▸ **TASK INSTRUCTIONS**: Every line that contains the word "color" should be copied.

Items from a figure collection

-.-.-

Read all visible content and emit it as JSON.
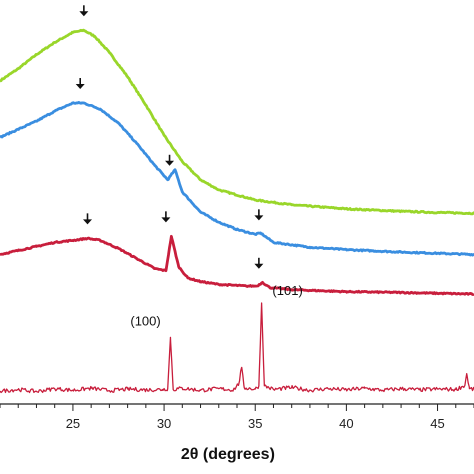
{
  "chart_data": {
    "type": "line",
    "title": "",
    "xlabel": "2θ (degrees)",
    "ylabel": "",
    "xlim": [
      21,
      47
    ],
    "ylim": [
      0,
      100
    ],
    "grid": false,
    "legend": "none",
    "x_ticks": [
      25,
      30,
      35,
      40,
      45
    ],
    "x_tick_labels": [
      "25",
      "30",
      "35",
      "40",
      "45"
    ],
    "series": [
      {
        "color": "#99d62a",
        "points": [
          [
            21,
            80
          ],
          [
            22,
            83
          ],
          [
            23,
            86.5
          ],
          [
            24,
            89.5
          ],
          [
            25,
            92
          ],
          [
            25.6,
            92.5
          ],
          [
            26.2,
            91
          ],
          [
            27,
            87
          ],
          [
            28,
            81
          ],
          [
            29,
            74
          ],
          [
            30,
            66.5
          ],
          [
            31,
            60
          ],
          [
            32,
            55.5
          ],
          [
            33,
            53
          ],
          [
            35,
            50.5
          ],
          [
            37,
            49.3
          ],
          [
            40,
            48.3
          ],
          [
            43,
            47.7
          ],
          [
            45,
            47.4
          ],
          [
            47,
            47.2
          ]
        ]
      },
      {
        "color": "#3a8ee0",
        "points": [
          [
            21,
            66
          ],
          [
            22,
            68
          ],
          [
            23,
            70
          ],
          [
            24,
            72.5
          ],
          [
            25,
            74.5
          ],
          [
            25.6,
            74.5
          ],
          [
            26.5,
            73
          ],
          [
            27.5,
            69.5
          ],
          [
            28.5,
            64.5
          ],
          [
            29.5,
            59
          ],
          [
            30.2,
            55.5
          ],
          [
            30.6,
            58
          ],
          [
            31,
            52.5
          ],
          [
            32,
            47.5
          ],
          [
            33,
            45
          ],
          [
            34,
            43.2
          ],
          [
            35,
            42
          ],
          [
            35.3,
            42.3
          ],
          [
            36,
            40
          ],
          [
            38,
            38.8
          ],
          [
            40,
            38.2
          ],
          [
            43,
            37.6
          ],
          [
            47,
            37
          ]
        ]
      },
      {
        "color": "#c81e3c",
        "points": [
          [
            21,
            37
          ],
          [
            22,
            38
          ],
          [
            23,
            39
          ],
          [
            24,
            40
          ],
          [
            25,
            40.5
          ],
          [
            25.8,
            41
          ],
          [
            26.5,
            40.5
          ],
          [
            27.5,
            38.5
          ],
          [
            28.5,
            36
          ],
          [
            29.5,
            33.5
          ],
          [
            30.1,
            33
          ],
          [
            30.4,
            41.5
          ],
          [
            30.8,
            34
          ],
          [
            31.3,
            31.2
          ],
          [
            32,
            30.3
          ],
          [
            33,
            29.6
          ],
          [
            34.5,
            29.2
          ],
          [
            35.1,
            29.2
          ],
          [
            35.4,
            30.1
          ],
          [
            35.8,
            28.8
          ],
          [
            37,
            28.3
          ],
          [
            40,
            27.8
          ],
          [
            43,
            27.6
          ],
          [
            47,
            27.2
          ]
        ]
      },
      {
        "color": "#c81e3c",
        "points": [
          [
            21,
            3.2
          ],
          [
            22,
            3.6
          ],
          [
            23,
            3.1
          ],
          [
            24,
            3.8
          ],
          [
            25,
            3.4
          ],
          [
            26,
            3.9
          ],
          [
            27,
            3.3
          ],
          [
            28,
            3.7
          ],
          [
            29,
            3.5
          ],
          [
            29.9,
            3.6
          ],
          [
            30.2,
            3.8
          ],
          [
            30.35,
            16.5
          ],
          [
            30.5,
            3.6
          ],
          [
            31,
            3.9
          ],
          [
            32,
            3.4
          ],
          [
            33,
            3.8
          ],
          [
            33.8,
            3.5
          ],
          [
            34.1,
            5
          ],
          [
            34.25,
            9
          ],
          [
            34.4,
            4
          ],
          [
            35,
            3.7
          ],
          [
            35.2,
            4.5
          ],
          [
            35.35,
            25
          ],
          [
            35.5,
            4.5
          ],
          [
            36,
            3.6
          ],
          [
            37,
            4.1
          ],
          [
            38,
            3.4
          ],
          [
            39,
            3.8
          ],
          [
            40,
            3.5
          ],
          [
            41,
            3.9
          ],
          [
            42,
            3.4
          ],
          [
            43,
            3.8
          ],
          [
            44,
            3.5
          ],
          [
            45,
            3.7
          ],
          [
            46,
            3.6
          ],
          [
            46.5,
            4.6
          ],
          [
            46.6,
            7.5
          ],
          [
            46.75,
            3.8
          ],
          [
            47,
            3.6
          ]
        ]
      }
    ],
    "arrows": [
      {
        "x": 25.6,
        "y": 92.5
      },
      {
        "x": 25.4,
        "y": 74.5
      },
      {
        "x": 30.3,
        "y": 55.5
      },
      {
        "x": 35.2,
        "y": 42
      },
      {
        "x": 25.8,
        "y": 41
      },
      {
        "x": 30.1,
        "y": 41.5
      },
      {
        "x": 35.2,
        "y": 30
      }
    ],
    "annotations": [
      {
        "text": "(100)",
        "x": 30.3,
        "y": 16.5
      },
      {
        "text": "(101)",
        "x": 35.35,
        "y": 25
      }
    ],
    "noise_amplitude": 0.7
  }
}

-.-.-

▸ **COMPLETED TASK**:
        "color": "#99d62a",
        "color": "#3a8ee0",
        "color": "#c81e3c",
        "color": "#c81e3c",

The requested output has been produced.